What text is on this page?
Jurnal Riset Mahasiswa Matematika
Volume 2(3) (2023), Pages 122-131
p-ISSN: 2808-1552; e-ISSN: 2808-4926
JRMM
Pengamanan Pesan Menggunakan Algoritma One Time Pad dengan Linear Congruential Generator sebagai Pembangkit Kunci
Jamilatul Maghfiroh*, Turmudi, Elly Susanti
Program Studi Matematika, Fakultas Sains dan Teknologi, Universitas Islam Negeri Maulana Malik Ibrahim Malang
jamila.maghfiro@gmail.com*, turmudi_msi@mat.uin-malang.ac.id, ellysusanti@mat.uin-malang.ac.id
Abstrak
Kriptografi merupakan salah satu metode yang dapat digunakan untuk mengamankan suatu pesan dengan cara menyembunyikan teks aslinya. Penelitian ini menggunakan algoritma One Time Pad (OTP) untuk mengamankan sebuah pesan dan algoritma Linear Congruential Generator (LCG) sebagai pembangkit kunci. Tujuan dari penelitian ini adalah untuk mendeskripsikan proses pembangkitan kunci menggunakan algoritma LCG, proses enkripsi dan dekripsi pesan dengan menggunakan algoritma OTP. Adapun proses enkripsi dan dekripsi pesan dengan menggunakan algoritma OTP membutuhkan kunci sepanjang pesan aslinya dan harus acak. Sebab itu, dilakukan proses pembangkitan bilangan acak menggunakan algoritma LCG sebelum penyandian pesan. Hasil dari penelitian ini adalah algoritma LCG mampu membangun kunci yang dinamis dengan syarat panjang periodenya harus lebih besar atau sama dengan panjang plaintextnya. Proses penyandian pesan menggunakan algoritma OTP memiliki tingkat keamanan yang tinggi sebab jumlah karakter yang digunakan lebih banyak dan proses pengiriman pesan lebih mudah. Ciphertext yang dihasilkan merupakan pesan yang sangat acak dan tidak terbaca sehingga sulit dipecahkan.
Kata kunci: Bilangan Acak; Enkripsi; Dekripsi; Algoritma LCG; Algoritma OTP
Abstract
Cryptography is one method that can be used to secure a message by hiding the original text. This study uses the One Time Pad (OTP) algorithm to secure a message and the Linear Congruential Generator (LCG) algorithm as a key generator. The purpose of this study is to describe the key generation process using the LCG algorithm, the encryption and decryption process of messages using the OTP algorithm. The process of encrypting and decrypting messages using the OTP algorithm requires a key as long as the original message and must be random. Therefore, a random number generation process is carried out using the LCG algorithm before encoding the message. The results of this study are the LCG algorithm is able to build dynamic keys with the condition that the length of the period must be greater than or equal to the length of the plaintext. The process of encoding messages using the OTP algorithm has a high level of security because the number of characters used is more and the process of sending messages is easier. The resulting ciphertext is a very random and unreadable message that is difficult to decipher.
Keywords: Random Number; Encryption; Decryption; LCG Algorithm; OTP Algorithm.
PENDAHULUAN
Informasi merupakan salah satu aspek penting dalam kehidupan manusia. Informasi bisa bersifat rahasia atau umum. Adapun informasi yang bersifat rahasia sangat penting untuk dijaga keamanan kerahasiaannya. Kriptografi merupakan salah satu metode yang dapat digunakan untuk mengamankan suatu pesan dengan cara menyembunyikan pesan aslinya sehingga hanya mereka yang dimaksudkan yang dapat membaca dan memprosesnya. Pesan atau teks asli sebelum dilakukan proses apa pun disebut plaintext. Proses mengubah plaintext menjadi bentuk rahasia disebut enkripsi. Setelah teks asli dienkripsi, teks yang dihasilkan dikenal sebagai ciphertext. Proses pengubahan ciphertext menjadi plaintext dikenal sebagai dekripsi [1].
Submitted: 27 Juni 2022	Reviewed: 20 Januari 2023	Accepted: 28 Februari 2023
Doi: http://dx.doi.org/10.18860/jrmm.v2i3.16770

===============

### Aim of the task
Among the entries above, how many lines include the word "Matematika"? Reply with the number only.

### Final result
2